··· DATA LINES
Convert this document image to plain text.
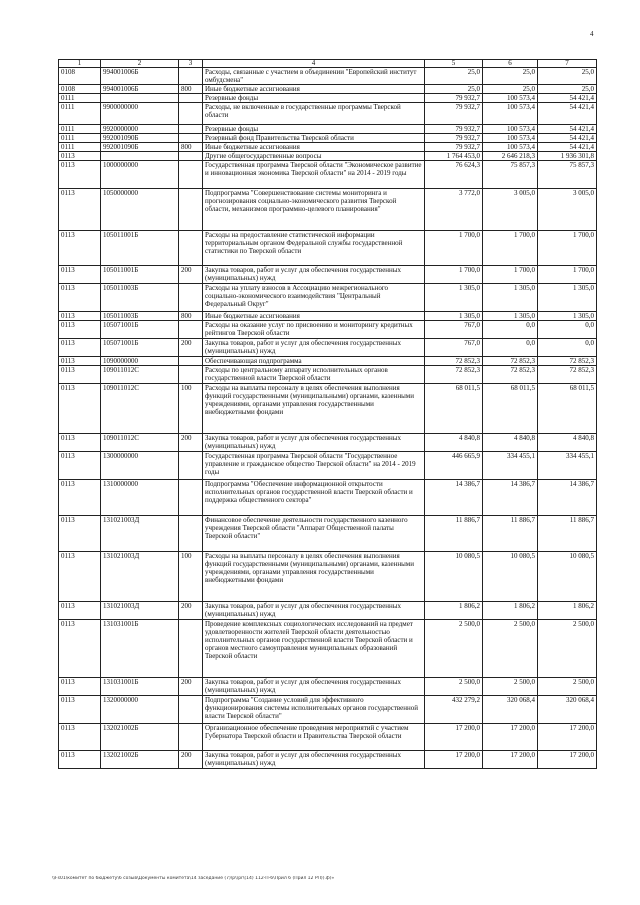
4
1	2	3	4	5	6	7
0108	994001006Б		Расходы, связанные с участием в объединении "Европейский институт омбудсмена"	25,0	25,0	25,0
0108	994001006Б	800	Иные бюджетные ассигнования	25,0	25,0	25,0
0111			Резервные фонды	79 932,7	100 573,4	54 421,4
0111	9900000000		Расходы, не включенные в государственные программы Тверской области	79 932,7	100 573,4	54 421,4
0111	9920000000		Резервные фонды	79 932,7	100 573,4	54 421,4
0111	992001090Б		Резервный фонд Правительства Тверской области	79 932,7	100 573,4	54 421,4
0111	992001090Б	800	Иные бюджетные ассигнования	79 932,7	100 573,4	54 421,4
0113			Другие общегосударственные вопросы	1 764 453,0	2 646 218,3	1 936 301,8
0113	1000000000		Государственная программа Тверской области "Экономическое развитие и инновационная экономика Тверской области" на 2014 - 2019 годы	76 624,3	75 857,3	75 857,3
0113	1050000000		Подпрограмма "Совершенствование системы мониторинга и прогнозирования социально-экономического развития Тверской области, механизмов программно-целевого планирования"	3 772,0	3 005,0	3 005,0
0113	105011001Б		Расходы на предоставление статистической информации территориальным органом Федеральной службы государственной статистики по Тверской области	1 700,0	1 700,0	1 700,0
0113	105011001Б	200	Закупка товаров, работ и услуг для обеспечения государственных (муниципальных) нужд	1 700,0	1 700,0	1 700,0
0113	105011003Б		Расходы на уплату взносов в Ассоциацию межрегионального социально-экономического взаимодействия "Центральный Федеральный Округ"	1 305,0	1 305,0	1 305,0
0113	105011003Б	800	Иные бюджетные ассигнования	1 305,0	1 305,0	1 305,0
0113	105071001Б		Расходы на оказание услуг по присвоению и мониторингу кредитных рейтингов Тверской области	767,0	0,0	0,0
0113	105071001Б	200	Закупка товаров, работ и услуг для обеспечения государственных (муниципальных) нужд	767,0	0,0	0,0
0113	1090000000		Обеспечивающая подпрограмма	72 852,3	72 852,3	72 852,3
0113	109011012С		Расходы по центральному аппарату исполнительных органов государственной власти Тверской области	72 852,3	72 852,3	72 852,3
0113	109011012С	100	Расходы на выплаты персоналу в целях обеспечения выполнения функций государственными (муниципальными) органами, казенными учреждениями, органами управления государственными внебюджетными фондами	68 011,5	68 011,5	68 011,5
0113	109011012С	200	Закупка товаров, работ и услуг для обеспечения государственных (муниципальных) нужд	4 840,8	4 840,8	4 840,8
0113	1300000000		Государственная программа Тверской области "Государственное управление и гражданское общество Тверской области" на 2014 - 2019 годы	446 665,9	334 455,1	334 455,1
0113	1310000000		Подпрограмма "Обеспечение информационной открытости исполнительных органов государственной власти Тверской области и поддержка общественного сектора"	14 386,7	14 386,7	14 386,7
0113	131021003Д		Финансовое обеспечение деятельности государственного казенного учреждения Тверской области "Аппарат Общественной палаты Тверской области"	11 886,7	11 886,7	11 886,7
0113	131021003Д	100	Расходы на выплаты персоналу в целях обеспечения выполнения функций государственными (муниципальными) органами, казенными учреждениями, органами управления государственными внебюджетными фондами	10 080,5	10 080,5	10 080,5
0113	131021003Д	200	Закупка товаров, работ и услуг для обеспечения государственных (муниципальных) нужд	1 806,2	1 806,2	1 806,2
0113	131031001Б		Проведение комплексных социологических исследований на предмет удовлетворенности жителей Тверской области деятельностью исполнительных органов государственной власти Тверской области и органов местного самоуправления муниципальных образований Тверской области	2 500,0	2 500,0	2 500,0
0113	131031001Б	200	Закупка товаров, работ и услуг для обеспечения государственных (муниципальных) нужд	2 500,0	2 500,0	2 500,0
0113	1320000000		Подпрограмма "Создание условий для эффективного функционирования системы исполнительных органов государственной власти Тверской области"	432 279,2	320 068,4	320 068,4
0113	132021002Б		Организационное обеспечение проведения мероприятий с участием Губернатора Тверской области и Правительства Тверской области	17 200,0	17 200,0	17 200,0
0113	132021002Б	200	Закупка товаров, работ и услуг для обеспечения государственных (муниципальных) нужд	17 200,0	17 200,0	17 200,0
\\Fs01\комитет по бюджету\6 созыв\Документы комитета\14 заседание (7)\p\\pr\(14) 112-П-6\Прил 6 (Прил 12 РП)).ф)»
······
From the listing above, pick out every line containing "бюджетные".

0108	994001006Б	800	Иные бюджетные ассигнования	25,0	25,0	25,0
0111	992001090Б	800	Иные бюджетные ассигнования	79 932,7	100 573,4	54 421,4
0113	105011003Б	800	Иные бюджетные ассигнования	1 305,0	1 305,0	1 305,0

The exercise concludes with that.